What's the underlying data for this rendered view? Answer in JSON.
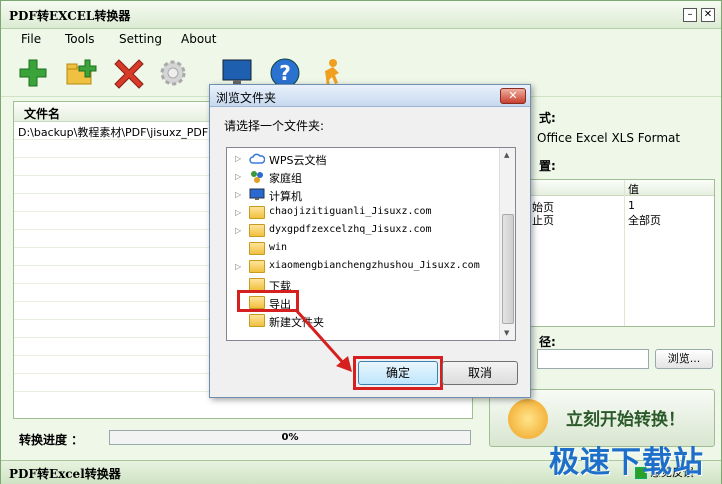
{
  "app": {
    "title": "PDF转EXCEL转换器",
    "menu": [
      "File",
      "Tools",
      "Setting",
      "About"
    ],
    "file_list_header": "文件名",
    "file_list_items": [
      "D:\\backup\\教程素材\\PDF\\jisuxz_PDF"
    ],
    "progress_label": "转换进度 ：",
    "progress_value": "0%",
    "status_text": "PDF转Excel转换器",
    "feedback": "意见反馈",
    "watermark": "极速下载站"
  },
  "right": {
    "format_label": "式:",
    "format_value": "Office Excel XLS Format",
    "settings_label": "置:",
    "table_header_value": "值",
    "rows": [
      {
        "key": "始页",
        "value": "1"
      },
      {
        "key": "止页",
        "value": "全部页"
      }
    ],
    "output_label": "径:",
    "browse": "浏览...",
    "start": "立刻开始转换！"
  },
  "dialog": {
    "title": "浏览文件夹",
    "prompt": "请选择一个文件夹:",
    "tree": [
      {
        "label": "WPS云文档",
        "icon": "cloud-icon",
        "expandable": true
      },
      {
        "label": "家庭组",
        "icon": "homegroup-icon",
        "expandable": true
      },
      {
        "label": "计算机",
        "icon": "computer-icon",
        "expandable": true
      },
      {
        "label": "chaojizitiguanli_Jisuxz.com",
        "icon": "folder-icon",
        "expandable": true
      },
      {
        "label": "dyxgpdfzexcelzhq_Jisuxz.com",
        "icon": "folder-icon",
        "expandable": true
      },
      {
        "label": "win",
        "icon": "folder-icon",
        "expandable": false
      },
      {
        "label": "xiaomengbianchengzhushou_Jisuxz.com",
        "icon": "folder-icon",
        "expandable": true
      },
      {
        "label": "下载",
        "icon": "folder-icon",
        "expandable": false
      },
      {
        "label": "导出",
        "icon": "folder-icon",
        "expandable": false,
        "selected": true
      },
      {
        "label": "新建文件夹",
        "icon": "folder-icon",
        "expandable": false
      }
    ],
    "ok": "确定",
    "cancel": "取消",
    "accent": "#d62020"
  }
}
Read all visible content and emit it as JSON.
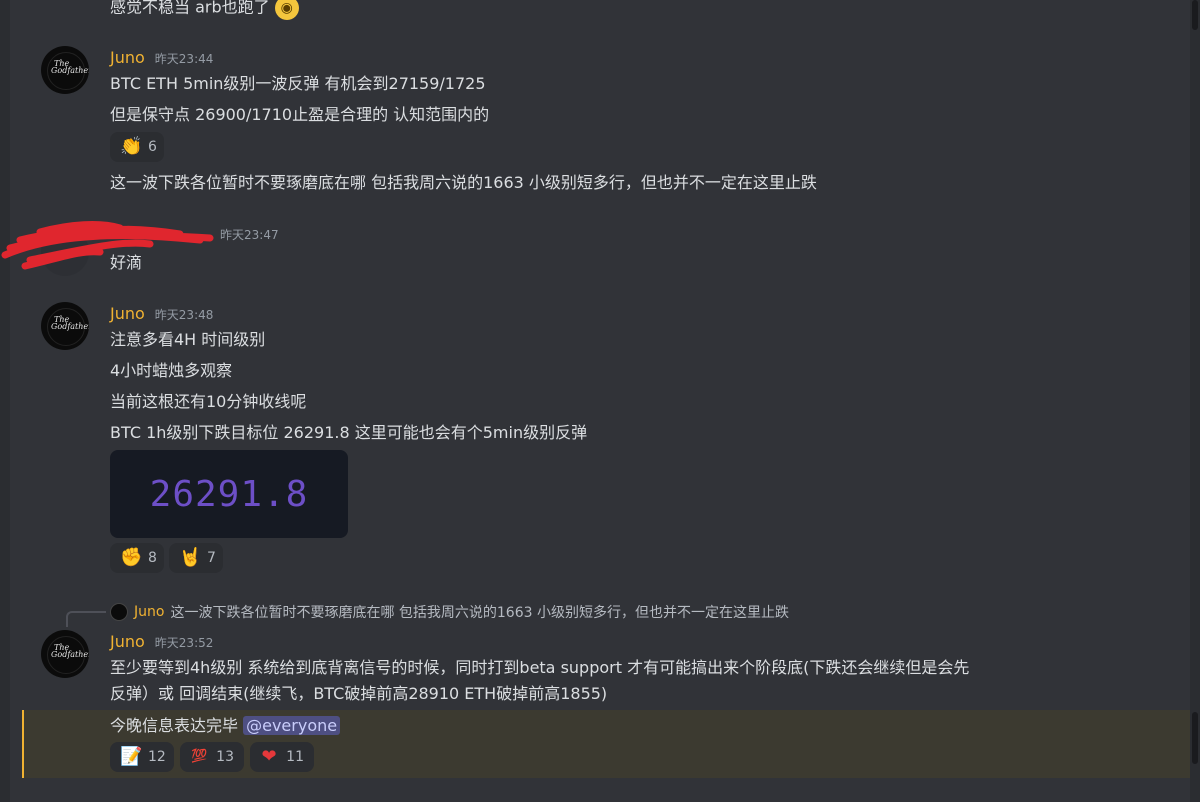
{
  "messages": [
    {
      "lines": [
        "感觉不稳当 arb也跑了"
      ]
    },
    {
      "author": "Juno",
      "time": "昨天23:44",
      "lines": [
        "BTC ETH 5min级别一波反弹 有机会到27159/1725",
        "但是保守点 26900/1710止盈是合理的 认知范围内的"
      ],
      "reactions": [
        {
          "icon": "clapping-hands-icon",
          "glyph": "👏",
          "count": "6"
        }
      ],
      "after_line": "这一波下跌各位暂时不要琢磨底在哪 包括我周六说的1663 小级别短多行，但也并不一定在这里止跌"
    },
    {
      "author": "",
      "time": "昨天23:47",
      "lines": [
        "好滴"
      ]
    },
    {
      "author": "Juno",
      "time": "昨天23:48",
      "lines": [
        "注意多看4H 时间级别",
        "4小时蜡烛多观察",
        "当前这根还有10分钟收线呢",
        "BTC 1h级别下跌目标位 26291.8   这里可能也会有个5min级别反弹"
      ],
      "image_text": "26291.8",
      "reactions": [
        {
          "icon": "raised-fist-icon",
          "glyph": "✊",
          "count": "8"
        },
        {
          "icon": "rock-hand-icon",
          "glyph": "🤘",
          "count": "7"
        }
      ]
    },
    {
      "reply": {
        "author": "Juno",
        "text": "这一波下跌各位暂时不要琢磨底在哪 包括我周六说的1663 小级别短多行，但也并不一定在这里止跌"
      },
      "author": "Juno",
      "time": "昨天23:52",
      "lines": [
        "至少要等到4h级别 系统给到底背离信号的时候，同时打到beta support 才有可能搞出来个阶段底(下跌还会继续但是会先",
        "反弹）或  回调结束(继续飞，BTC破掉前高28910 ETH破掉前高1855)"
      ],
      "mention_line": "今晚信息表达完毕",
      "mention_tag": "@everyone",
      "reactions": [
        {
          "icon": "memo-icon",
          "glyph": "📝",
          "count": "12"
        },
        {
          "icon": "hundred-points-icon",
          "glyph": "💯",
          "count": "13"
        },
        {
          "icon": "heart-icon",
          "glyph": "❤",
          "count": "11"
        }
      ]
    }
  ],
  "avatar_text": [
    "The",
    "Godfather"
  ],
  "colors": {
    "username": "#f0b232",
    "mention_bg": "#3c3a30",
    "background": "#313338"
  }
}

*-*-*

* _DO THIS_
Search the lines for the string "小级别短多行" and copy every line that has it.

* _WRITTEN SOLUTION_
      "after_line": "这一波下跌各位暂时不要琢磨底在哪 包括我周六说的1663 小级别短多行，但也并不一定在这里止跌"
        "text": "这一波下跌各位暂时不要琢磨底在哪 包括我周六说的1663 小级别短多行，但也并不一定在这里止跌"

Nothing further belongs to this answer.